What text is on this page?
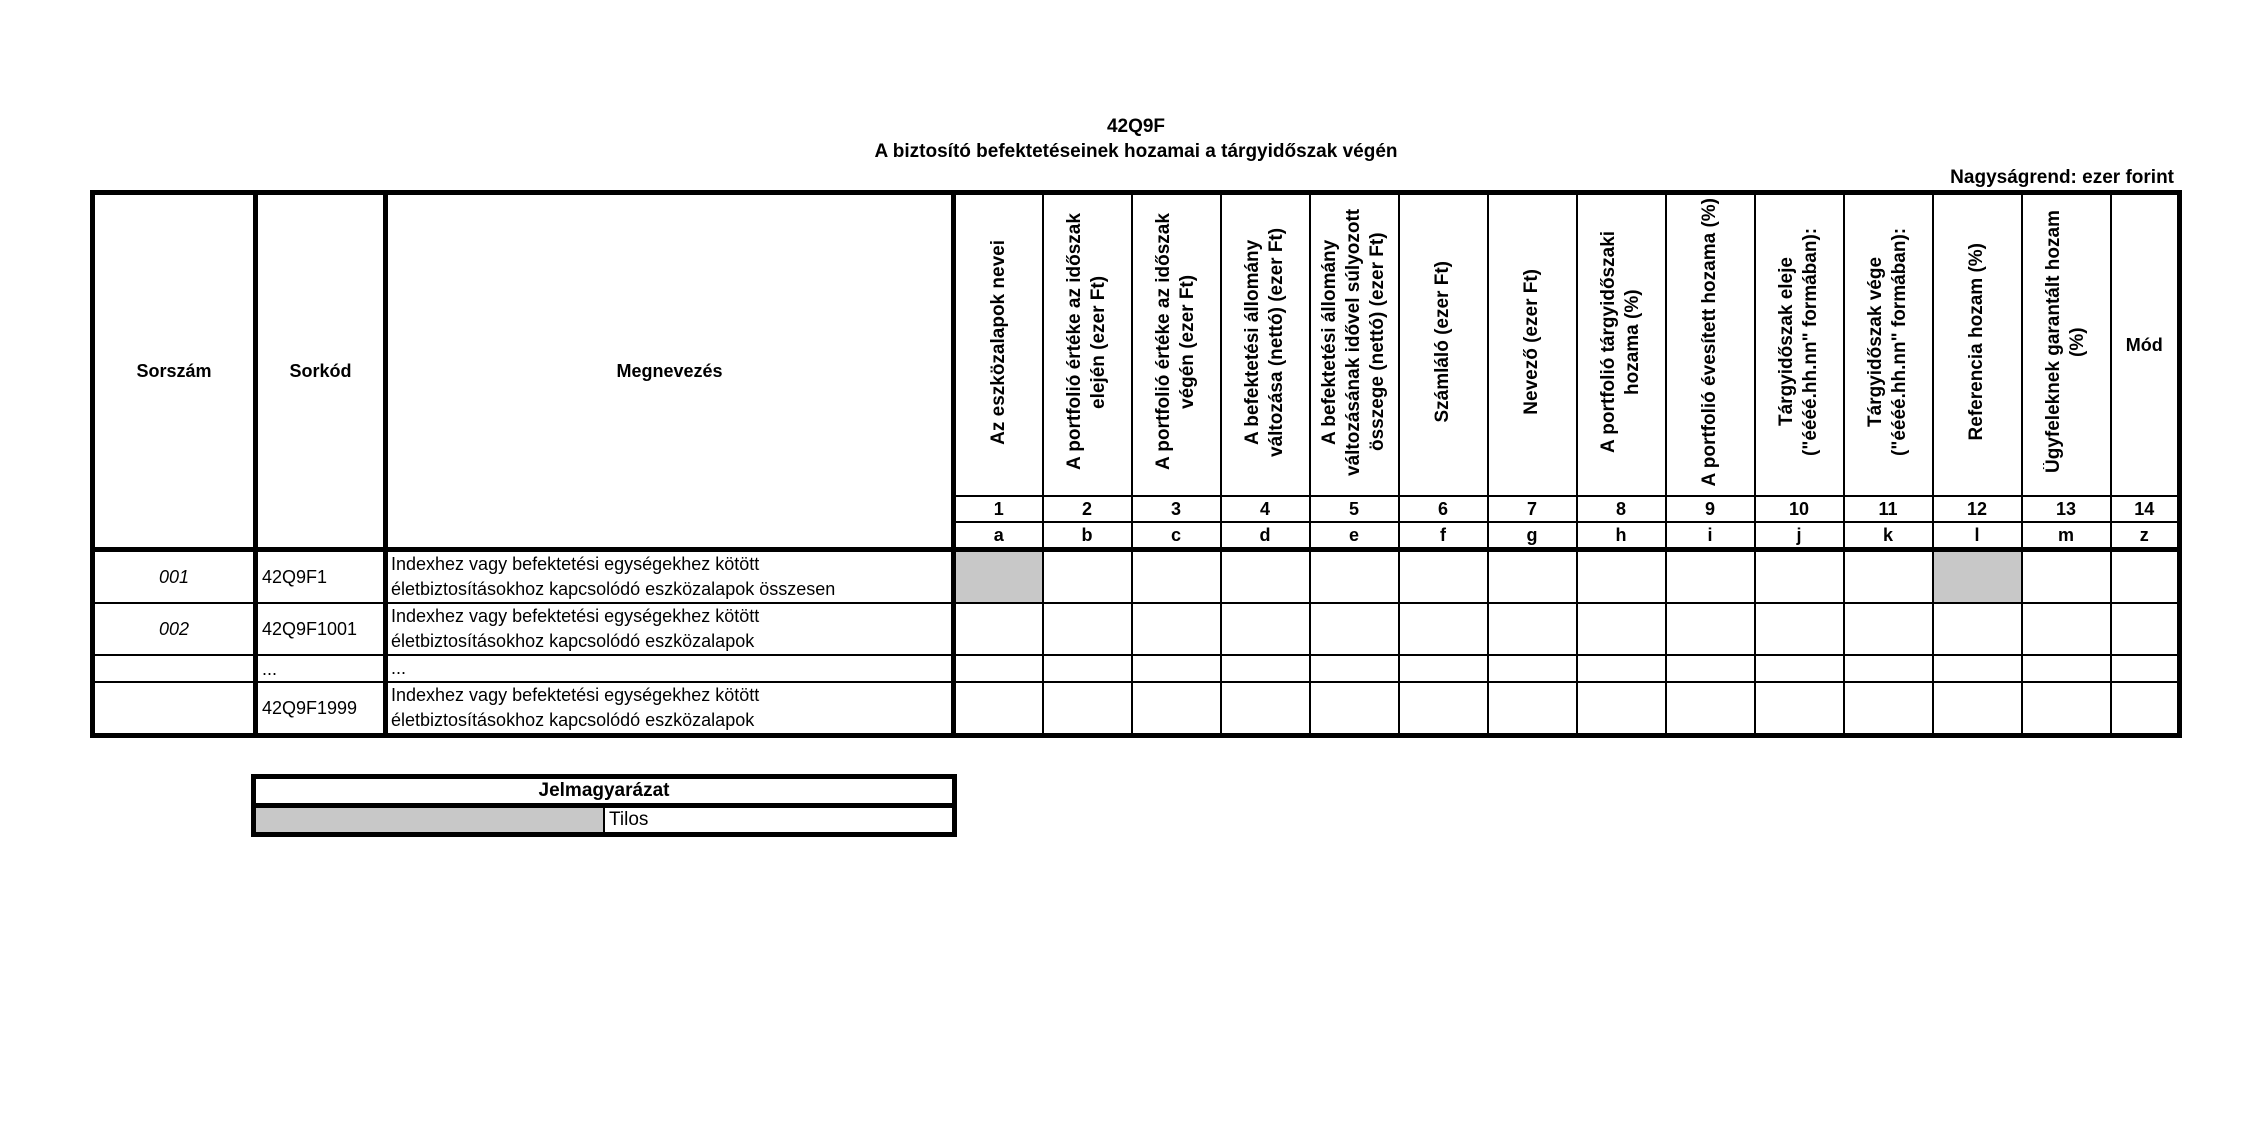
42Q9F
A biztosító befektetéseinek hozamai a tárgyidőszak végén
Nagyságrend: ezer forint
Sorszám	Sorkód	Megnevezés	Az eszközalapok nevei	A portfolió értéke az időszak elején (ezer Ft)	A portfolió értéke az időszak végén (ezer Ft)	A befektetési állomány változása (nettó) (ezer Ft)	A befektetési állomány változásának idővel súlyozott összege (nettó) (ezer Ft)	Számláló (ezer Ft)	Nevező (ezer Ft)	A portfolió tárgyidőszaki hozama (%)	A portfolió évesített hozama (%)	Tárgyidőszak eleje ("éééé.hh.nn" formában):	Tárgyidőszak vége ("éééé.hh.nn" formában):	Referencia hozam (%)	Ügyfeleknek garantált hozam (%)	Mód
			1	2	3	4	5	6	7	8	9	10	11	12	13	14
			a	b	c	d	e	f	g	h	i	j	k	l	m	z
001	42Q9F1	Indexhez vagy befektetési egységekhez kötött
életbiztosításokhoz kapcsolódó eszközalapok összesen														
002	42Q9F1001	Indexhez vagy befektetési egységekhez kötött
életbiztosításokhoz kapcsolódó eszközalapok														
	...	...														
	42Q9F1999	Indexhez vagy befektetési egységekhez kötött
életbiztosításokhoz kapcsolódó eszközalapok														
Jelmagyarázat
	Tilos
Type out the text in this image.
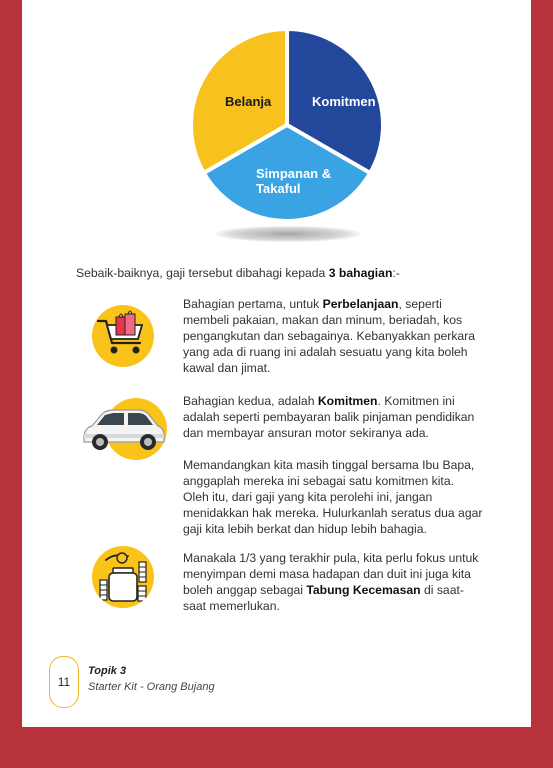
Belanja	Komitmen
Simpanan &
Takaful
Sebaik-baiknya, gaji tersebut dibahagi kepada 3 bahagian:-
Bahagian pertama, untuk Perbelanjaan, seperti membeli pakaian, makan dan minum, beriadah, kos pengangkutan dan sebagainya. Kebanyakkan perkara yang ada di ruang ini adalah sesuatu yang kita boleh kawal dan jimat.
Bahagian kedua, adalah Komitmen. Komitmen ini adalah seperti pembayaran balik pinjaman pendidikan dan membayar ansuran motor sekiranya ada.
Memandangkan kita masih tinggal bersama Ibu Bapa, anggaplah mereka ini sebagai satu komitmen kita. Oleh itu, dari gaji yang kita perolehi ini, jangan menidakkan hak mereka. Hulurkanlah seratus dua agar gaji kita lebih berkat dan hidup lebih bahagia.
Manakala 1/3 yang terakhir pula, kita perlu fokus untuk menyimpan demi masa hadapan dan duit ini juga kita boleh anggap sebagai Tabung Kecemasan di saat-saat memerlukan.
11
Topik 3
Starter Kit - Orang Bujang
--------------------
> _What to do_:
Extract every line of the data exactly; pictures stay out.

> _Finished answer_:
What text is on this page?
42Q9F
A biztosító befektetéseinek hozamai a tárgyidőszak végén
Nagyságrend: ezer forint
Sorszám	Sorkód	Megnevezés	Az eszközalapok nevei	A portfolió értéke az időszak elején (ezer Ft)	A portfolió értéke az időszak végén (ezer Ft)	A befektetési állomány változása (nettó) (ezer Ft)	A befektetési állomány változásának idővel súlyozott összege (nettó) (ezer Ft)	Számláló (ezer Ft)	Nevező (ezer Ft)	A portfolió tárgyidőszaki hozama (%)	A portfolió évesített hozama (%)	Tárgyidőszak eleje ("éééé.hh.nn" formában):	Tárgyidőszak vége ("éééé.hh.nn" formában):	Referencia hozam (%)	Ügyfeleknek garantált hozam (%)	Mód
			1	2	3	4	5	6	7	8	9	10	11	12	13	14
			a	b	c	d	e	f	g	h	i	j	k	l	m	z
001	42Q9F1	Indexhez vagy befektetési egységekhez kötött
életbiztosításokhoz kapcsolódó eszközalapok összesen														
002	42Q9F1001	Indexhez vagy befektetési egységekhez kötött
életbiztosításokhoz kapcsolódó eszközalapok														
	...	...														
	42Q9F1999	Indexhez vagy befektetési egységekhez kötött
életbiztosításokhoz kapcsolódó eszközalapok														
Jelmagyarázat
	Tilos
Type out the text in this image.
Belanja	Komitmen
Simpanan &
Takaful
Sebaik-baiknya, gaji tersebut dibahagi kepada 3 bahagian:-
Bahagian pertama, untuk Perbelanjaan, seperti membeli pakaian, makan dan minum, beriadah, kos pengangkutan dan sebagainya. Kebanyakkan perkara yang ada di ruang ini adalah sesuatu yang kita boleh kawal dan jimat.
Bahagian kedua, adalah Komitmen. Komitmen ini adalah seperti pembayaran balik pinjaman pendidikan dan membayar ansuran motor sekiranya ada.
Memandangkan kita masih tinggal bersama Ibu Bapa, anggaplah mereka ini sebagai satu komitmen kita. Oleh itu, dari gaji yang kita perolehi ini, jangan menidakkan hak mereka. Hulurkanlah seratus dua agar gaji kita lebih berkat dan hidup lebih bahagia.
Manakala 1/3 yang terakhir pula, kita perlu fokus untuk menyimpan demi masa hadapan dan duit ini juga kita boleh anggap sebagai Tabung Kecemasan di saat-saat memerlukan.
11
Topik 3
Starter Kit - Orang Bujang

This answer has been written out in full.